Brief
Skip the pictures and extract all of the lines exactly as written.

Data shown
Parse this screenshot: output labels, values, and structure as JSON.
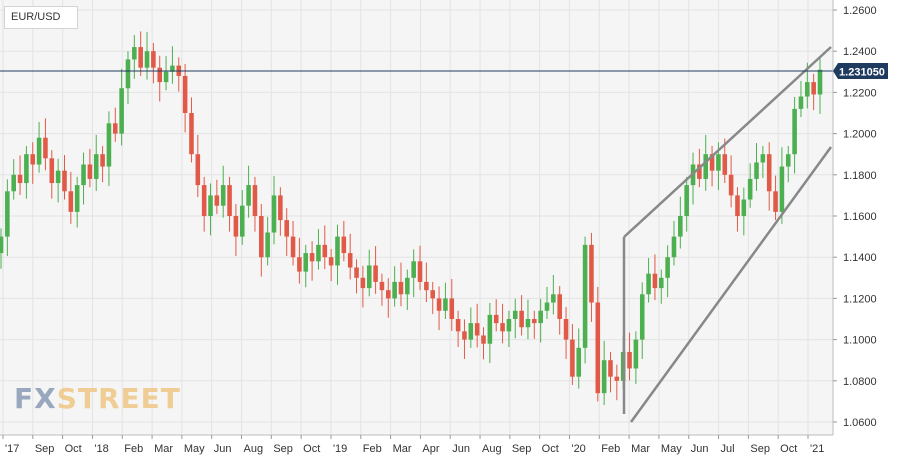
{
  "symbol": "EUR/USD",
  "logo": {
    "part1": "FX",
    "part2": "STREET"
  },
  "colors": {
    "up": "#4caf50",
    "down": "#e05a47",
    "channel": "#888888",
    "price_line": "#1f3a5f",
    "grid": "#e3e3e3"
  },
  "chart_data": {
    "type": "candlestick",
    "title": "",
    "ylim": [
      1.055,
      1.265
    ],
    "y_ticks": [
      "1.2600",
      "1.2400",
      "1.2200",
      "1.2000",
      "1.1800",
      "1.1600",
      "1.1400",
      "1.1200",
      "1.1000",
      "1.0800",
      "1.0600"
    ],
    "x_labels": [
      "'17",
      "Sep",
      "Oct",
      "'18",
      "Feb",
      "Mar",
      "May",
      "Jun",
      "Aug",
      "Sep",
      "Oct",
      "'19",
      "Feb",
      "Mar",
      "Apr",
      "Jun",
      "Aug",
      "Sep",
      "Oct",
      "'20",
      "Feb",
      "Mar",
      "May",
      "Jun",
      "Jul",
      "Sep",
      "Oct",
      "'21"
    ],
    "current_price": {
      "value": 1.23105,
      "label": "1.231050"
    },
    "closes": [
      1.15,
      1.172,
      1.18,
      1.176,
      1.19,
      1.185,
      1.198,
      1.188,
      1.176,
      1.182,
      1.172,
      1.162,
      1.175,
      1.185,
      1.178,
      1.19,
      1.184,
      1.205,
      1.2,
      1.222,
      1.236,
      1.242,
      1.232,
      1.24,
      1.232,
      1.225,
      1.23,
      1.233,
      1.228,
      1.21,
      1.19,
      1.175,
      1.16,
      1.17,
      1.165,
      1.175,
      1.16,
      1.15,
      1.165,
      1.175,
      1.16,
      1.14,
      1.152,
      1.17,
      1.158,
      1.15,
      1.14,
      1.133,
      1.142,
      1.138,
      1.146,
      1.14,
      1.136,
      1.15,
      1.142,
      1.135,
      1.13,
      1.125,
      1.136,
      1.128,
      1.124,
      1.12,
      1.128,
      1.122,
      1.13,
      1.138,
      1.128,
      1.124,
      1.12,
      1.114,
      1.12,
      1.11,
      1.104,
      1.1,
      1.108,
      1.102,
      1.098,
      1.112,
      1.108,
      1.104,
      1.11,
      1.114,
      1.106,
      1.11,
      1.108,
      1.114,
      1.118,
      1.122,
      1.11,
      1.1,
      1.082,
      1.096,
      1.146,
      1.118,
      1.074,
      1.09,
      1.082,
      1.08,
      1.094,
      1.086,
      1.1,
      1.122,
      1.132,
      1.125,
      1.13,
      1.14,
      1.15,
      1.16,
      1.175,
      1.185,
      1.178,
      1.19,
      1.182,
      1.19,
      1.18,
      1.17,
      1.16,
      1.168,
      1.178,
      1.186,
      1.19,
      1.172,
      1.162,
      1.184,
      1.19,
      1.212,
      1.218,
      1.225,
      1.219,
      1.231
    ]
  }
}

Solution for this task
Parse this screenshot: output labels, values, and structure as JSON.
{
  "symbol": "EUR/USD",
  "logo": {
    "part1": "FX",
    "part2": "STREET"
  },
  "colors": {
    "up": "#4caf50",
    "down": "#e05a47",
    "channel": "#888888",
    "price_line": "#1f3a5f",
    "grid": "#e3e3e3"
  },
  "chart_data": {
    "type": "candlestick",
    "title": "",
    "ylim": [
      1.055,
      1.265
    ],
    "y_ticks": [
      "1.2600",
      "1.2400",
      "1.2200",
      "1.2000",
      "1.1800",
      "1.1600",
      "1.1400",
      "1.1200",
      "1.1000",
      "1.0800",
      "1.0600"
    ],
    "x_labels": [
      "'17",
      "Sep",
      "Oct",
      "'18",
      "Feb",
      "Mar",
      "May",
      "Jun",
      "Aug",
      "Sep",
      "Oct",
      "'19",
      "Feb",
      "Mar",
      "Apr",
      "Jun",
      "Aug",
      "Sep",
      "Oct",
      "'20",
      "Feb",
      "Mar",
      "May",
      "Jun",
      "Jul",
      "Sep",
      "Oct",
      "'21"
    ],
    "current_price": {
      "value": 1.23105,
      "label": "1.231050"
    },
    "closes": [
      1.15,
      1.172,
      1.18,
      1.176,
      1.19,
      1.185,
      1.198,
      1.188,
      1.176,
      1.182,
      1.172,
      1.162,
      1.175,
      1.185,
      1.178,
      1.19,
      1.184,
      1.205,
      1.2,
      1.222,
      1.236,
      1.242,
      1.232,
      1.24,
      1.232,
      1.225,
      1.23,
      1.233,
      1.228,
      1.21,
      1.19,
      1.175,
      1.16,
      1.17,
      1.165,
      1.175,
      1.16,
      1.15,
      1.165,
      1.175,
      1.16,
      1.14,
      1.152,
      1.17,
      1.158,
      1.15,
      1.14,
      1.133,
      1.142,
      1.138,
      1.146,
      1.14,
      1.136,
      1.15,
      1.142,
      1.135,
      1.13,
      1.125,
      1.136,
      1.128,
      1.124,
      1.12,
      1.128,
      1.122,
      1.13,
      1.138,
      1.128,
      1.124,
      1.12,
      1.114,
      1.12,
      1.11,
      1.104,
      1.1,
      1.108,
      1.102,
      1.098,
      1.112,
      1.108,
      1.104,
      1.11,
      1.114,
      1.106,
      1.11,
      1.108,
      1.114,
      1.118,
      1.122,
      1.11,
      1.1,
      1.082,
      1.096,
      1.146,
      1.118,
      1.074,
      1.09,
      1.082,
      1.08,
      1.094,
      1.086,
      1.1,
      1.122,
      1.132,
      1.125,
      1.13,
      1.14,
      1.15,
      1.16,
      1.175,
      1.185,
      1.178,
      1.19,
      1.182,
      1.19,
      1.18,
      1.17,
      1.16,
      1.168,
      1.178,
      1.186,
      1.19,
      1.172,
      1.162,
      1.184,
      1.19,
      1.212,
      1.218,
      1.225,
      1.219,
      1.231
    ]
  }
}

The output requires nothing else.